◆ Directions for this task: How many lines in these records hold the string "дотаций"? Reply with the number alone.

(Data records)

────────

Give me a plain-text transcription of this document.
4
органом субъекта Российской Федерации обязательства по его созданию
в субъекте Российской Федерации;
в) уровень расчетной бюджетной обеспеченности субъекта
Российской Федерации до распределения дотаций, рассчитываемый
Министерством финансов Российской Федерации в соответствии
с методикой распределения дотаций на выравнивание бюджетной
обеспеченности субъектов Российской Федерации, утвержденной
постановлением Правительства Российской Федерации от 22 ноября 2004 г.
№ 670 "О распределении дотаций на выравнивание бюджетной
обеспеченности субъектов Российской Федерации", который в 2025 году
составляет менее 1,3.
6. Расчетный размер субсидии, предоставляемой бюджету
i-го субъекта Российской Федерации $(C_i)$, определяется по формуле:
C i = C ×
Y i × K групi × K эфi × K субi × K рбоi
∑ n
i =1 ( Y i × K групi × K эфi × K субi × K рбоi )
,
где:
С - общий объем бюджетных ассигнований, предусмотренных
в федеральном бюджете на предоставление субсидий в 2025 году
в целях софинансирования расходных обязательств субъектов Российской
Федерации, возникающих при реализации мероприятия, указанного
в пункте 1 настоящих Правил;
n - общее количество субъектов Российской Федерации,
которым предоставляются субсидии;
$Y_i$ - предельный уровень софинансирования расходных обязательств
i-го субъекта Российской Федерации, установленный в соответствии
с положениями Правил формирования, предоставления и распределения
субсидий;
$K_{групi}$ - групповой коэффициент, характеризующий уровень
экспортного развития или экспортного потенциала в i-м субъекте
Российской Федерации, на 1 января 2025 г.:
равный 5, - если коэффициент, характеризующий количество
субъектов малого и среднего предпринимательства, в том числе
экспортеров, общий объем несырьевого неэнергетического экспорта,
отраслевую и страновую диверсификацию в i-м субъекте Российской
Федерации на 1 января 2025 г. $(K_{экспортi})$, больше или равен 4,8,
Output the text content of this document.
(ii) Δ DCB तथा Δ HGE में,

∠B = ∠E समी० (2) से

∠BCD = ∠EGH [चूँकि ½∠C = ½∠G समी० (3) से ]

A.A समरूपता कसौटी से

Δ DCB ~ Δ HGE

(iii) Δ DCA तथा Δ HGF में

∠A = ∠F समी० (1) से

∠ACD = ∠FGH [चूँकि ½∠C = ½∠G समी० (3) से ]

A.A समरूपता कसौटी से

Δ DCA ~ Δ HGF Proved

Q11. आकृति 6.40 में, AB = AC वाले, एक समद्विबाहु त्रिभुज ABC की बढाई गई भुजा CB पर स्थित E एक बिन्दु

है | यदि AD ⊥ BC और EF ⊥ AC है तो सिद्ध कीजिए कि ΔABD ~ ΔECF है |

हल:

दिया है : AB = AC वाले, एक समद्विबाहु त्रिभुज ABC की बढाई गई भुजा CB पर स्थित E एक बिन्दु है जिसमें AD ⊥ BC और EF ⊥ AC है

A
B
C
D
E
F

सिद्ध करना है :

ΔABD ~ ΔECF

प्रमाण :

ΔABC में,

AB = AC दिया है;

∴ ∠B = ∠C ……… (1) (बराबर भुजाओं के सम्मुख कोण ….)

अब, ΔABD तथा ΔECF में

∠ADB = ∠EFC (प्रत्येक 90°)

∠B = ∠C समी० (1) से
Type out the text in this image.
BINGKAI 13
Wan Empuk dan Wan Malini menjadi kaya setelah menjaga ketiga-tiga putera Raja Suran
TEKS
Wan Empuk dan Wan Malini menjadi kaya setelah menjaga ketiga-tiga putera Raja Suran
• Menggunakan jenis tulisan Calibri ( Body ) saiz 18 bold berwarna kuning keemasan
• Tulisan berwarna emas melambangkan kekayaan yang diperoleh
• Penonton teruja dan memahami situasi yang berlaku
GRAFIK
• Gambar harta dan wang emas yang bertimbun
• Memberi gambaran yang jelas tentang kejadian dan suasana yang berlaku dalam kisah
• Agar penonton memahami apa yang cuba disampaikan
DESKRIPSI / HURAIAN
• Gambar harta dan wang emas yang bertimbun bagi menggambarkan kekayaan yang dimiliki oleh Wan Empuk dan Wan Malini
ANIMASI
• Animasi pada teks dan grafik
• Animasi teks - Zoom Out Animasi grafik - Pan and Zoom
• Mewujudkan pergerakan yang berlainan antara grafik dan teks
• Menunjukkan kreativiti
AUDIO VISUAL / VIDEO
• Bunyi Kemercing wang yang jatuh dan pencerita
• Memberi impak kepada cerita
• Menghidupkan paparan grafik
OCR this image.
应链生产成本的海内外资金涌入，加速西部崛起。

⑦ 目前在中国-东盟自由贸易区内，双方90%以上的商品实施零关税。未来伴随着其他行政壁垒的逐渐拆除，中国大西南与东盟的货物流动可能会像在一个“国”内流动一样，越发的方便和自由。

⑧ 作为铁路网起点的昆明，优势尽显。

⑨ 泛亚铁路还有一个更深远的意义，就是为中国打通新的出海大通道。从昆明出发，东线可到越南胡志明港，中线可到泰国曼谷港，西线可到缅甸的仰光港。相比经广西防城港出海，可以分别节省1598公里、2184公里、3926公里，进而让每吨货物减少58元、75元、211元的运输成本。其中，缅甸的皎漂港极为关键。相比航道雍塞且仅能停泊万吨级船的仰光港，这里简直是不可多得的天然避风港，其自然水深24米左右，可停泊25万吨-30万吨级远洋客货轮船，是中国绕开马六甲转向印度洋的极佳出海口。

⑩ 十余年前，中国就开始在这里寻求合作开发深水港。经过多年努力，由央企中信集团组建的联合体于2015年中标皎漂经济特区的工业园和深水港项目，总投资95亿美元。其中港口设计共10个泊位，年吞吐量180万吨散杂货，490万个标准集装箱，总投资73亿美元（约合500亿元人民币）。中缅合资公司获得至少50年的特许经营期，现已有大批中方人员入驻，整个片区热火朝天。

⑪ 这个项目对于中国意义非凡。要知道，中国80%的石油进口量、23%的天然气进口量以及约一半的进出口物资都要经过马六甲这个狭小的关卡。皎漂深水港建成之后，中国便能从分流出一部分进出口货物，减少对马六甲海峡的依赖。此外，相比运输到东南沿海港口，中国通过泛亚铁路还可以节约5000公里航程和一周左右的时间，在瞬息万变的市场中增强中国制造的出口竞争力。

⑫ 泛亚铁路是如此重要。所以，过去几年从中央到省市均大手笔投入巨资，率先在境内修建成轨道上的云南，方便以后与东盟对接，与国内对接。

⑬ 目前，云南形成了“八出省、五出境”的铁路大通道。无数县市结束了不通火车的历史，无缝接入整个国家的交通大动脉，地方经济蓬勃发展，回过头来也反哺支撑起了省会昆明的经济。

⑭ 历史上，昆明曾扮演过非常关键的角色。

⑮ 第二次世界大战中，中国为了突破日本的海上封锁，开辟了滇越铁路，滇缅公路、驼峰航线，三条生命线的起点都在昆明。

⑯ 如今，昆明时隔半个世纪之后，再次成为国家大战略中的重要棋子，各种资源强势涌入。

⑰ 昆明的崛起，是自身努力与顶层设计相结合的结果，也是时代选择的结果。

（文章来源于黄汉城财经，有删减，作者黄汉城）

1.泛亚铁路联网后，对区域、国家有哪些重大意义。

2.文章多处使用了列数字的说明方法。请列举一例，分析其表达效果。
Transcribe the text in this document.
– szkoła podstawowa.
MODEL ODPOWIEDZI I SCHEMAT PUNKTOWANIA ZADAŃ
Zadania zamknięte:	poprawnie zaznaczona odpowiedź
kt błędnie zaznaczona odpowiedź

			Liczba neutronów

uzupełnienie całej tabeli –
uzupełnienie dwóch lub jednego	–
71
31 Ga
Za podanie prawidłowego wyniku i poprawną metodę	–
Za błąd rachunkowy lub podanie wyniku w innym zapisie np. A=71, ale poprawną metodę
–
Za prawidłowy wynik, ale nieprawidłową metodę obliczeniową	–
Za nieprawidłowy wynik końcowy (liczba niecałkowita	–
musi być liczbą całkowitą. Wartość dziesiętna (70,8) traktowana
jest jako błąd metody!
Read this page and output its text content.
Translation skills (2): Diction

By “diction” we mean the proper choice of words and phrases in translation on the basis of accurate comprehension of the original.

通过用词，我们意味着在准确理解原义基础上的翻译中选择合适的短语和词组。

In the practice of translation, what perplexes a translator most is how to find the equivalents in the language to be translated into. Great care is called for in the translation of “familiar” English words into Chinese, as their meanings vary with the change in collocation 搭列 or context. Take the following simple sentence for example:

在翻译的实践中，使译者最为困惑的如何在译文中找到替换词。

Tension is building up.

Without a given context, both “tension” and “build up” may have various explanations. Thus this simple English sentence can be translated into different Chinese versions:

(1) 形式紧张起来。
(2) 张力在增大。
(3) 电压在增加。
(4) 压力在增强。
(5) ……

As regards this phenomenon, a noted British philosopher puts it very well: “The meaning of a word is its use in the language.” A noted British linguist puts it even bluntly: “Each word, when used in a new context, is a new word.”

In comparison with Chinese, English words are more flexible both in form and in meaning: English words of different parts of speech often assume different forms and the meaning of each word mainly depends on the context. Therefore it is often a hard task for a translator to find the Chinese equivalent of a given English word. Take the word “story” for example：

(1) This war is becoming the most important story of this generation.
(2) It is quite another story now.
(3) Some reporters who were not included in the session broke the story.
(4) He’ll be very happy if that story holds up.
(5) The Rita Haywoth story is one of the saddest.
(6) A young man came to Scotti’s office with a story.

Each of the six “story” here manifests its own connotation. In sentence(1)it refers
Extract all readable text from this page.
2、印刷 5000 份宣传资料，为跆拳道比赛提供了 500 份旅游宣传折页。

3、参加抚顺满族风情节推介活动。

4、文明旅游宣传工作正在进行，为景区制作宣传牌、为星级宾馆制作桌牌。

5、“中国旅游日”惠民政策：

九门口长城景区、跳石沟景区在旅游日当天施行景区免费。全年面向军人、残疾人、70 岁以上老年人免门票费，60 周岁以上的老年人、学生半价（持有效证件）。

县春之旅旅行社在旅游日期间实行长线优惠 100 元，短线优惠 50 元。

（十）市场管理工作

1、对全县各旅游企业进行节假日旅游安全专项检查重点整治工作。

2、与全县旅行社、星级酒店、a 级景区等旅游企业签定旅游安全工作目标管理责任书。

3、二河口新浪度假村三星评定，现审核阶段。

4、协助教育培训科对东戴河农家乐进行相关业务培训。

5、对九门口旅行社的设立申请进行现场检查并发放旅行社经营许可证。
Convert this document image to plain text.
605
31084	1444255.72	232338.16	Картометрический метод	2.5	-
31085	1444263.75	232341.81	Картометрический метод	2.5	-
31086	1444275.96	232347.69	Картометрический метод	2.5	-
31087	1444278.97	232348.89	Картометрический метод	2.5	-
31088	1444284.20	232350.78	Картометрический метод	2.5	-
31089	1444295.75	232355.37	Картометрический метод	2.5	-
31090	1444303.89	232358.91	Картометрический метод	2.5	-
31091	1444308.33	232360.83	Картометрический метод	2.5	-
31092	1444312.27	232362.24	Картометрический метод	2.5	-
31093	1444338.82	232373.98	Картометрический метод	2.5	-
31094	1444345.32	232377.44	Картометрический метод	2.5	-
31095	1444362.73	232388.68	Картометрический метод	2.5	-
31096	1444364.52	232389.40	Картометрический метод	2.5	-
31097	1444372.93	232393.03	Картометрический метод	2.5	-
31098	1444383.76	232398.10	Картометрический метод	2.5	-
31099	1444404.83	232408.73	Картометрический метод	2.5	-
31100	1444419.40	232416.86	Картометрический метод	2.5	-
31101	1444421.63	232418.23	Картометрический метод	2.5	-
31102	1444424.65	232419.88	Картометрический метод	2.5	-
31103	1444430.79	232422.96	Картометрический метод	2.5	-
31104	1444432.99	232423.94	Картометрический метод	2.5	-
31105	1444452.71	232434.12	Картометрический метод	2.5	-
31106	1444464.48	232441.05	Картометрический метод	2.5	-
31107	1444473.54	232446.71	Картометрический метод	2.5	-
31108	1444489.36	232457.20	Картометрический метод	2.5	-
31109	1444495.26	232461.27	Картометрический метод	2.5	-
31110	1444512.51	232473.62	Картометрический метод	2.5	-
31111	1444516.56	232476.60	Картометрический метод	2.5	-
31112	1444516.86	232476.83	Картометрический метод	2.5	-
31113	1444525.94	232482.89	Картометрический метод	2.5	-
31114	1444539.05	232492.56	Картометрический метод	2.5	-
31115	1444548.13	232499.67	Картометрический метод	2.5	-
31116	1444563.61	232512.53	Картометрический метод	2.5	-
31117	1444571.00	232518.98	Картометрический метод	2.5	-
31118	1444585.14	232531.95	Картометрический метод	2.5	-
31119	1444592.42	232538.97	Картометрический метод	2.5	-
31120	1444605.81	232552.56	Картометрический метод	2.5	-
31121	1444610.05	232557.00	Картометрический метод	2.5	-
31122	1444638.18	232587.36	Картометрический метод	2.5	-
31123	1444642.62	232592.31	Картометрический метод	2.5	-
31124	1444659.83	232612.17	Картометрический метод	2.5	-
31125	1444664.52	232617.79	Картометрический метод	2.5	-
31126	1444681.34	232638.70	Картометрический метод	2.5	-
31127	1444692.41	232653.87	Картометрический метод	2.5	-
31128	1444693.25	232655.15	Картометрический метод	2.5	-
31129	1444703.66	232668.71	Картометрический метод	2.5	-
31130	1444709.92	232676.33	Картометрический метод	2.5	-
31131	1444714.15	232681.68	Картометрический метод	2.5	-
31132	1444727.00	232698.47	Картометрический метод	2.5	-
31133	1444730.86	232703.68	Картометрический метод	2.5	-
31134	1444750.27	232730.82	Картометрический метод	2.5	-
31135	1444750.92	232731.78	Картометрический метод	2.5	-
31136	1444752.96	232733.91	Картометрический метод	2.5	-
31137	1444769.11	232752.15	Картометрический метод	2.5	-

────────

◆ Result: 3